-- begin Data excerpts --
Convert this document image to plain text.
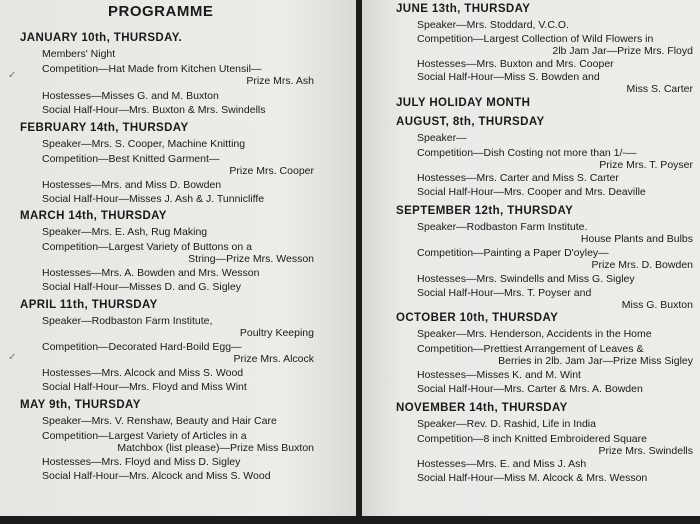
PROGRAMME
JANUARY 10th, THURSDAY.
Members' Night
Competition—Hat Made from Kitchen Utensil—
Prize Mrs. Ash
Hostesses—Misses G. and M. Buxton
Social Half-Hour—Mrs. Buxton & Mrs. Swindells
FEBRUARY 14th, THURSDAY
Speaker—Mrs. S. Cooper, Machine Knitting
Competition—Best Knitted Garment—
Prize Mrs. Cooper
Hostesses—Mrs. and Miss D. Bowden
Social Half-Hour—Misses J. Ash & J. Tunnicliffe
MARCH 14th, THURSDAY
Speaker—Mrs. E. Ash, Rug Making
Competition—Largest Variety of Buttons on a
String—Prize Mrs. Wesson
Hostesses—Mrs. A. Bowden and Mrs. Wesson
Social Half-Hour—Misses D. and G. Sigley
APRIL 11th, THURSDAY
Speaker—Rodbaston Farm Institute,
Poultry Keeping
Competition—Decorated Hard-Boild Egg—
Prize Mrs. Alcock
Hostesses—Mrs. Alcock and Miss S. Wood
Social Half-Hour—Mrs. Floyd and Miss Wint
MAY 9th, THURSDAY
Speaker—Mrs. V. Renshaw, Beauty and Hair Care
Competition—Largest Variety of Articles in a
Matchbox (list please)—Prize Miss Buxton
Hostesses—Mrs. Floyd and Miss D. Sigley
Social Half-Hour—Mrs. Alcock and Miss S. Wood
✓
✓
JUNE 13th, THURSDAY
Speaker—Mrs. Stoddard, V.C.O.
Competition—Largest Collection of Wild Flowers in
2lb Jam Jar—Prize Mrs. Floyd
Hostesses—Mrs. Buxton and Mrs. Cooper
Social Half-Hour—Miss S. Bowden and
Miss S. Carter
JULY HOLIDAY MONTH
AUGUST, 8th, THURSDAY
Speaker—
Competition—Dish Costing not more than 1/-—
Prize Mrs. T. Poyser
Hostesses—Mrs. Carter and Miss S. Carter
Social Half-Hour—Mrs. Cooper and Mrs. Deaville
SEPTEMBER 12th, THURSDAY
Speaker—Rodbaston Farm Institute.
House Plants and Bulbs
Competition—Painting a Paper D'oyley—
Prize Mrs. D. Bowden
Hostesses—Mrs. Swindells and Miss G. Sigley
Social Half-Hour—Mrs. T. Poyser and
Miss G. Buxton
OCTOBER 10th, THURSDAY
Speaker—Mrs. Henderson, Accidents in the Home
Competition—Prettiest Arrangement of Leaves &
Berries in 2lb. Jam Jar—Prize Miss Sigley
Hostesses—Misses K. and M. Wint
Social Half-Hour—Mrs. Carter & Mrs. A. Bowden
NOVEMBER 14th, THURSDAY
Speaker—Rev. D. Rashid, Life in India
Competition—8 inch Knitted Embroidered Square
Prize Mrs. Swindells
Hostesses—Mrs. E. and Miss J. Ash
Social Half-Hour—Miss M. Alcock & Mrs. Wesson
-- end Data excerpts --
→ What this task involves:
Quote the material in full and exactly; do not carry over its pictures.

→ Final result:
Convert this document image to plain text.
PROGRAMME
JANUARY 10th, THURSDAY.
Members' Night
Competition—Hat Made from Kitchen Utensil—
Prize Mrs. Ash
Hostesses—Misses G. and M. Buxton
Social Half-Hour—Mrs. Buxton & Mrs. Swindells
FEBRUARY 14th, THURSDAY
Speaker—Mrs. S. Cooper, Machine Knitting
Competition—Best Knitted Garment—
Prize Mrs. Cooper
Hostesses—Mrs. and Miss D. Bowden
Social Half-Hour—Misses J. Ash & J. Tunnicliffe
MARCH 14th, THURSDAY
Speaker—Mrs. E. Ash, Rug Making
Competition—Largest Variety of Buttons on a
String—Prize Mrs. Wesson
Hostesses—Mrs. A. Bowden and Mrs. Wesson
Social Half-Hour—Misses D. and G. Sigley
APRIL 11th, THURSDAY
Speaker—Rodbaston Farm Institute,
Poultry Keeping
Competition—Decorated Hard-Boild Egg—
Prize Mrs. Alcock
Hostesses—Mrs. Alcock and Miss S. Wood
Social Half-Hour—Mrs. Floyd and Miss Wint
MAY 9th, THURSDAY
Speaker—Mrs. V. Renshaw, Beauty and Hair Care
Competition—Largest Variety of Articles in a
Matchbox (list please)—Prize Miss Buxton
Hostesses—Mrs. Floyd and Miss D. Sigley
Social Half-Hour—Mrs. Alcock and Miss S. Wood
✓
✓
JUNE 13th, THURSDAY
Speaker—Mrs. Stoddard, V.C.O.
Competition—Largest Collection of Wild Flowers in
2lb Jam Jar—Prize Mrs. Floyd
Hostesses—Mrs. Buxton and Mrs. Cooper
Social Half-Hour—Miss S. Bowden and
Miss S. Carter
JULY HOLIDAY MONTH
AUGUST, 8th, THURSDAY
Speaker—
Competition—Dish Costing not more than 1/-—
Prize Mrs. T. Poyser
Hostesses—Mrs. Carter and Miss S. Carter
Social Half-Hour—Mrs. Cooper and Mrs. Deaville
SEPTEMBER 12th, THURSDAY
Speaker—Rodbaston Farm Institute.
House Plants and Bulbs
Competition—Painting a Paper D'oyley—
Prize Mrs. D. Bowden
Hostesses—Mrs. Swindells and Miss G. Sigley
Social Half-Hour—Mrs. T. Poyser and
Miss G. Buxton
OCTOBER 10th, THURSDAY
Speaker—Mrs. Henderson, Accidents in the Home
Competition—Prettiest Arrangement of Leaves &
Berries in 2lb. Jam Jar—Prize Miss Sigley
Hostesses—Misses K. and M. Wint
Social Half-Hour—Mrs. Carter & Mrs. A. Bowden
NOVEMBER 14th, THURSDAY
Speaker—Rev. D. Rashid, Life in India
Competition—8 inch Knitted Embroidered Square
Prize Mrs. Swindells
Hostesses—Mrs. E. and Miss J. Ash
Social Half-Hour—Miss M. Alcock & Mrs. Wesson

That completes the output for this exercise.